Given exercise:
Copy the entries below, replacing every "data-label" with "value-label" and keeping everything else the same.
BEGIN Dataset entries
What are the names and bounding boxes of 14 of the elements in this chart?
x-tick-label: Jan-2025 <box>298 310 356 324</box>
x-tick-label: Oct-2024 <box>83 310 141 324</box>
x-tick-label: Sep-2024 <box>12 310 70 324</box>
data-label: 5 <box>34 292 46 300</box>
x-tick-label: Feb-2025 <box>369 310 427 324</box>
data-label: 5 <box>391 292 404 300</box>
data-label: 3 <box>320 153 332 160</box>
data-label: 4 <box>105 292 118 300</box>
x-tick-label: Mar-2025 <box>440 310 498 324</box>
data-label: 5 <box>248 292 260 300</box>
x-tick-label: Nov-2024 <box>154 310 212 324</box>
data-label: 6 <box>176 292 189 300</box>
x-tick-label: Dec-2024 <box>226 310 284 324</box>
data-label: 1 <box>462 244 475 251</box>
END Dataset entries
Exercise result:
What are the names and bounding boxes of 14 of the elements in this chart?
x-tick-label: Jan-2025 <box>298 310 356 324</box>
x-tick-label: Oct-2024 <box>83 310 141 324</box>
x-tick-label: Sep-2024 <box>12 310 70 324</box>
value-label: 5 <box>34 292 46 300</box>
x-tick-label: Feb-2025 <box>369 310 427 324</box>
value-label: 5 <box>391 292 404 300</box>
value-label: 3 <box>320 153 332 160</box>
value-label: 4 <box>105 292 118 300</box>
x-tick-label: Mar-2025 <box>440 310 498 324</box>
value-label: 5 <box>248 292 260 300</box>
x-tick-label: Nov-2024 <box>154 310 212 324</box>
value-label: 6 <box>176 292 189 300</box>
x-tick-label: Dec-2024 <box>226 310 284 324</box>
value-label: 1 <box>462 244 475 251</box>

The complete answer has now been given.